The lines to find are those in the entries that hold the word "untuk"; copy every one of them.
[[ Exercise inputs, beginning ]]
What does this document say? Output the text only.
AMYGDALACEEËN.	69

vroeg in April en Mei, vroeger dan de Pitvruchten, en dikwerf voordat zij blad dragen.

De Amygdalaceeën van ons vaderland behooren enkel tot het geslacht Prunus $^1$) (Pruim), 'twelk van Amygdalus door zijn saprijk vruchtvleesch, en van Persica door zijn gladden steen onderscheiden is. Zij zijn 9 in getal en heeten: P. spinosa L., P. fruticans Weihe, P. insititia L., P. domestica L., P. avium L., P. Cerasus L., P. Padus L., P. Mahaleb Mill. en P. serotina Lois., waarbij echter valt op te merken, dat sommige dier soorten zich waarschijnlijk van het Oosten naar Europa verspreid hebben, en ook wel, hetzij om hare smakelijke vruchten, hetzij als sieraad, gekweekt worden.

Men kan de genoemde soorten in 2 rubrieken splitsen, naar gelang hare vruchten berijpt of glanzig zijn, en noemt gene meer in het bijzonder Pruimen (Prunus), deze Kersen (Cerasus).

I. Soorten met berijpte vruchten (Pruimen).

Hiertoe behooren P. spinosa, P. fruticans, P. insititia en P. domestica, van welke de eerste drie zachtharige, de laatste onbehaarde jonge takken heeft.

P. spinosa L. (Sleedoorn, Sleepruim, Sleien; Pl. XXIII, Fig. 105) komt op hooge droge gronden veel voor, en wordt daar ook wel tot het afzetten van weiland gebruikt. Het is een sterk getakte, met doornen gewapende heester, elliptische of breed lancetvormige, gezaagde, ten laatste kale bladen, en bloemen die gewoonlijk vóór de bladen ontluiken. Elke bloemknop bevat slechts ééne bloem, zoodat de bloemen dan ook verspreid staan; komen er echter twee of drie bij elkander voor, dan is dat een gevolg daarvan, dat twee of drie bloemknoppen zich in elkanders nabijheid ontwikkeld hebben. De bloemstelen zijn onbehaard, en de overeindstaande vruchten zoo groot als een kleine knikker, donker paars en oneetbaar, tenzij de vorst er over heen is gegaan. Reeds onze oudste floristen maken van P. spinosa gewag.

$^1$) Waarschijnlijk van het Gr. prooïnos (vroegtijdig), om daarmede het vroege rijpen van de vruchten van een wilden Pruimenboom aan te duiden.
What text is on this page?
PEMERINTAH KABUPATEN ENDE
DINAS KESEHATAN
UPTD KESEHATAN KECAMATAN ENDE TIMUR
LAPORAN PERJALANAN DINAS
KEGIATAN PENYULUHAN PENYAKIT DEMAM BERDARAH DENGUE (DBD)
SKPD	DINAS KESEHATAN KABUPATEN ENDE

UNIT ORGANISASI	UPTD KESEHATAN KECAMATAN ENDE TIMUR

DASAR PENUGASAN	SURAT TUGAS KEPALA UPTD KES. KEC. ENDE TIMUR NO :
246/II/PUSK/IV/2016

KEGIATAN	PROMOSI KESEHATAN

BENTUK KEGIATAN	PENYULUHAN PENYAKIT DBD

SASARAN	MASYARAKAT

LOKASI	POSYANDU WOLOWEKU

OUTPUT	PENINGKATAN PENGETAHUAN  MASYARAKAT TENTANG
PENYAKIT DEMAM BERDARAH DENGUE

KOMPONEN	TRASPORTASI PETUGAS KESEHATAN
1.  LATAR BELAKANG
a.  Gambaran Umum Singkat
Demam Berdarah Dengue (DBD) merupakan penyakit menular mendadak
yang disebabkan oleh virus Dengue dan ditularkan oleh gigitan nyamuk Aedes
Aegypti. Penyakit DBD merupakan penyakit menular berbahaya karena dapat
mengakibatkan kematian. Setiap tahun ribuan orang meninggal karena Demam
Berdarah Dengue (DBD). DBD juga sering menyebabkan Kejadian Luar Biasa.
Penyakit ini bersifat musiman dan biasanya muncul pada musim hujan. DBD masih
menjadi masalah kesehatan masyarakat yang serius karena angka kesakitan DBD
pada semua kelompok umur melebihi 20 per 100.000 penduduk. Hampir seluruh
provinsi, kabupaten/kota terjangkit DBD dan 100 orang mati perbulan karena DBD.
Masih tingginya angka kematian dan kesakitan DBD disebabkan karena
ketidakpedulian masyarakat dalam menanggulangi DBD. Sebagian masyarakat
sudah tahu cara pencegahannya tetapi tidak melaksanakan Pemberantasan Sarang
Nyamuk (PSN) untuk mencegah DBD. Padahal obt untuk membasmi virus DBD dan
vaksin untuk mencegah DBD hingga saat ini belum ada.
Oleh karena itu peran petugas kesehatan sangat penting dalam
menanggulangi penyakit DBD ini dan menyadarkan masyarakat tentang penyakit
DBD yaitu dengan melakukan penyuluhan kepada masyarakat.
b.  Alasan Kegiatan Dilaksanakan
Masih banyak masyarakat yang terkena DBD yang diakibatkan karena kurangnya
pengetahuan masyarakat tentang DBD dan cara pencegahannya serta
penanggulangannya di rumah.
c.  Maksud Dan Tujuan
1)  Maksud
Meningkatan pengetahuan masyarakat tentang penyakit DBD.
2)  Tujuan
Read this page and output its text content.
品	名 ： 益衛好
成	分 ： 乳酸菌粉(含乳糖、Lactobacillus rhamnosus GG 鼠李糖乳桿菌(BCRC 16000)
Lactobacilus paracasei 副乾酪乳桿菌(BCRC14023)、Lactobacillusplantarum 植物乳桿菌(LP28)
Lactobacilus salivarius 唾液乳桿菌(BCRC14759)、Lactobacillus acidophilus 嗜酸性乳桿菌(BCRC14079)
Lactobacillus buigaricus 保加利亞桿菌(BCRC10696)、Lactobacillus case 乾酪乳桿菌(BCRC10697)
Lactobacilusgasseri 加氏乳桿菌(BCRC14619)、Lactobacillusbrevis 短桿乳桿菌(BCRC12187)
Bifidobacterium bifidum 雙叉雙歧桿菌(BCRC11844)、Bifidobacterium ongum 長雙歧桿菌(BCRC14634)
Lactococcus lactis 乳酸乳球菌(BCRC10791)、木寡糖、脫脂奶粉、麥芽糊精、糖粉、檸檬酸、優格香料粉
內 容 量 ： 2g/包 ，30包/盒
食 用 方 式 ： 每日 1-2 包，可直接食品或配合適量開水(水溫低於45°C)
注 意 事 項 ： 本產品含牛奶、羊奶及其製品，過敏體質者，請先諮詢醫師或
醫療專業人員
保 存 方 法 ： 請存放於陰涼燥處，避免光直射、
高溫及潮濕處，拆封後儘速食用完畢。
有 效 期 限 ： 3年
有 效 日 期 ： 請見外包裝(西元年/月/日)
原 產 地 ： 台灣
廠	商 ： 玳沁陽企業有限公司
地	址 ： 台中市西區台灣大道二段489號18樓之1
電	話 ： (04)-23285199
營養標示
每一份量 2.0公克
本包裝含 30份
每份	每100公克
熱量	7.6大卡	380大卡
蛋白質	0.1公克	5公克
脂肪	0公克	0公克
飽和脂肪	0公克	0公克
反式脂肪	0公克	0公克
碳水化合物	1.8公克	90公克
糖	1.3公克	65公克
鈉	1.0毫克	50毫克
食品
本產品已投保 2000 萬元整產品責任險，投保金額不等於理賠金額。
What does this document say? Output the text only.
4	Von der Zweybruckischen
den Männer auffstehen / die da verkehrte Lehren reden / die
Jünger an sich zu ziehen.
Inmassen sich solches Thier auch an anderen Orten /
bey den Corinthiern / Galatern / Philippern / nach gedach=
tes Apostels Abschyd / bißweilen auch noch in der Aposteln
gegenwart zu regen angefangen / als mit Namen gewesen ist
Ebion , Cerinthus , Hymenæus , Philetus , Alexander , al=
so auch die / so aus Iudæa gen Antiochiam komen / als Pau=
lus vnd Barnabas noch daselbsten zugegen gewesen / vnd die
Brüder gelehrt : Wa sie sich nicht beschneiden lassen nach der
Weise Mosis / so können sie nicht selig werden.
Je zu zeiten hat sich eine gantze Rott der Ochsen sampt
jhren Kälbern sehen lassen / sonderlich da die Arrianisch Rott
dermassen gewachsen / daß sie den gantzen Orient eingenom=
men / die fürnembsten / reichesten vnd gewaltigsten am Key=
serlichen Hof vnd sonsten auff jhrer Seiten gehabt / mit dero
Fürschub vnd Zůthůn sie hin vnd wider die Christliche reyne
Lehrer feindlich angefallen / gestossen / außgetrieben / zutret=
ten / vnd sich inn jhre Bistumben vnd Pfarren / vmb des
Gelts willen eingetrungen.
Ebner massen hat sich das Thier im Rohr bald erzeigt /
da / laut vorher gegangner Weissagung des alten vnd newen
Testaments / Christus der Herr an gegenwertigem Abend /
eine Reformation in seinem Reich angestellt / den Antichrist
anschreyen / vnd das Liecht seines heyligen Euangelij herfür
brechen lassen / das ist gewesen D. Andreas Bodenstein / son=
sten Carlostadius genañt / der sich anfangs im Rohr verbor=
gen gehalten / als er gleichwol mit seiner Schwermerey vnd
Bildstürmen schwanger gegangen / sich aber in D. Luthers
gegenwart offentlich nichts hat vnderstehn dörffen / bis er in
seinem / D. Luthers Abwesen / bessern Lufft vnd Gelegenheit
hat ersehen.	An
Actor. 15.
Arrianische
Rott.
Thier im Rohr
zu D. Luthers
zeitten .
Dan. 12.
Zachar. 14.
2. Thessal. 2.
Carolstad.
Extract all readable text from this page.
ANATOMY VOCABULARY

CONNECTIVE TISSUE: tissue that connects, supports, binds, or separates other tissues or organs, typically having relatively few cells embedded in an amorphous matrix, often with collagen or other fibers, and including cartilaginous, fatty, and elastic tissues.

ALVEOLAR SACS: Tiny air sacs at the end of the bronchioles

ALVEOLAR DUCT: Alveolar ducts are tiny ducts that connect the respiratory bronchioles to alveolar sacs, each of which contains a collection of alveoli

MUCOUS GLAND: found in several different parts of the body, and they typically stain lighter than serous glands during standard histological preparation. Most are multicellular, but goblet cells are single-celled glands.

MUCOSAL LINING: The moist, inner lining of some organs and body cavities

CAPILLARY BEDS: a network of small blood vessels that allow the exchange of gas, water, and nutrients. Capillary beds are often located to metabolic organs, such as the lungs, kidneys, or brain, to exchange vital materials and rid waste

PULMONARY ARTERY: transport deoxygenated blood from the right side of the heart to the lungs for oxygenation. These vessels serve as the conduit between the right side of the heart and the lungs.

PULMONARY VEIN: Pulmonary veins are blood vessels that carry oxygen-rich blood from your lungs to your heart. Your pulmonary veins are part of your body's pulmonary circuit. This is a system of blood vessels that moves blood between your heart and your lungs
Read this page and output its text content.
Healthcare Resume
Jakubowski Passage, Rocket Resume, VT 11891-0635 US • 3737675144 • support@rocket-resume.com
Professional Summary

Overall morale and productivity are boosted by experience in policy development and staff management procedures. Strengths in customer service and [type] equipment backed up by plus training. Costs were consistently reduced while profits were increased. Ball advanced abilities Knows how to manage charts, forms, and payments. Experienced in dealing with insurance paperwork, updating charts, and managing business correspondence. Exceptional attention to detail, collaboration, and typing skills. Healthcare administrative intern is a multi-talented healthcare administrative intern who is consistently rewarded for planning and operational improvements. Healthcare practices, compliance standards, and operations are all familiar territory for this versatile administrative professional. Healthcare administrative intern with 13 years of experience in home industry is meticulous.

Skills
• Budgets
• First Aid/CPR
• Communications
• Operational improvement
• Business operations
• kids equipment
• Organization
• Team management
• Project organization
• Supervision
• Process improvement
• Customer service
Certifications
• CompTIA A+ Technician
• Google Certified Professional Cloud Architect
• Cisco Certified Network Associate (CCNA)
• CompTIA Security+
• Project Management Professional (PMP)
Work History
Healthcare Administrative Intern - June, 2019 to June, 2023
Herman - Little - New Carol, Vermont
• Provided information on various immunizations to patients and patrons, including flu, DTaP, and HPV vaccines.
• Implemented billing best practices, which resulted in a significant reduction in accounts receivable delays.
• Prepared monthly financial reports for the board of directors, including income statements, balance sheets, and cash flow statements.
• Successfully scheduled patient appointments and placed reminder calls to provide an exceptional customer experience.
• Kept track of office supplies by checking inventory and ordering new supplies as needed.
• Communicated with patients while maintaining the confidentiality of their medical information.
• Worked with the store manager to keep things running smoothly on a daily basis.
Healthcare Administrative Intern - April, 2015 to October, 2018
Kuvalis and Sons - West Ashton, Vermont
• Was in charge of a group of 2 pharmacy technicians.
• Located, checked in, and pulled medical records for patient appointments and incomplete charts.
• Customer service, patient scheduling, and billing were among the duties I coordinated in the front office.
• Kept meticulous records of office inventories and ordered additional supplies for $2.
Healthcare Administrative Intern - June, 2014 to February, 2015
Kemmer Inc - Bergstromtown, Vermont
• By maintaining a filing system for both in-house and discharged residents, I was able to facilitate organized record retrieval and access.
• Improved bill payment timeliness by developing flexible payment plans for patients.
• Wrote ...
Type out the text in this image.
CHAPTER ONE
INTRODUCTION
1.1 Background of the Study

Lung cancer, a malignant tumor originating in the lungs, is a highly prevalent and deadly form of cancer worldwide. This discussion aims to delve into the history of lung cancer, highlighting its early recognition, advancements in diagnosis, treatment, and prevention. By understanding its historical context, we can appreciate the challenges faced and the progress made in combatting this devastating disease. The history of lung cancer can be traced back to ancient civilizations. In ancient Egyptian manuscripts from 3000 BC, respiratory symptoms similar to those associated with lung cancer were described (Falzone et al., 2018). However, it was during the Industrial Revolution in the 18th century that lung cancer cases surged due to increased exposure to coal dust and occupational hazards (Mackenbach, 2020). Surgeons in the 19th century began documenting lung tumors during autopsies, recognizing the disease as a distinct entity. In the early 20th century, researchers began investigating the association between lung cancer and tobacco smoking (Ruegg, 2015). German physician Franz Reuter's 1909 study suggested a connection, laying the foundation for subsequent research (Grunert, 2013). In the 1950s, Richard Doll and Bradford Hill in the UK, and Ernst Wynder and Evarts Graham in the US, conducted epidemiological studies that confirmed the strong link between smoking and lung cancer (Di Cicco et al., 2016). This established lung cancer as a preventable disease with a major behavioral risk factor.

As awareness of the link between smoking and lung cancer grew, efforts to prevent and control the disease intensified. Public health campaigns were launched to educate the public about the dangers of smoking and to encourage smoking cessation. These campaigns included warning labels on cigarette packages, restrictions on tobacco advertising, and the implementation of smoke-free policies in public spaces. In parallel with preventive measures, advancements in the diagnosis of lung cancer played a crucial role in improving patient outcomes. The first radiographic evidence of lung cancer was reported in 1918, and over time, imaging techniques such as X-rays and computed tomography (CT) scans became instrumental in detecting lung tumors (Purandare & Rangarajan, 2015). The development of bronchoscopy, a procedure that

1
[[ Exercise inputs, end ]]
Written solution
Nyamuk (PSN) untuk mencegah DBD. Padahal obt untuk membasmi virus DBD dan
vaksin untuk mencegah DBD hingga saat ini belum ada.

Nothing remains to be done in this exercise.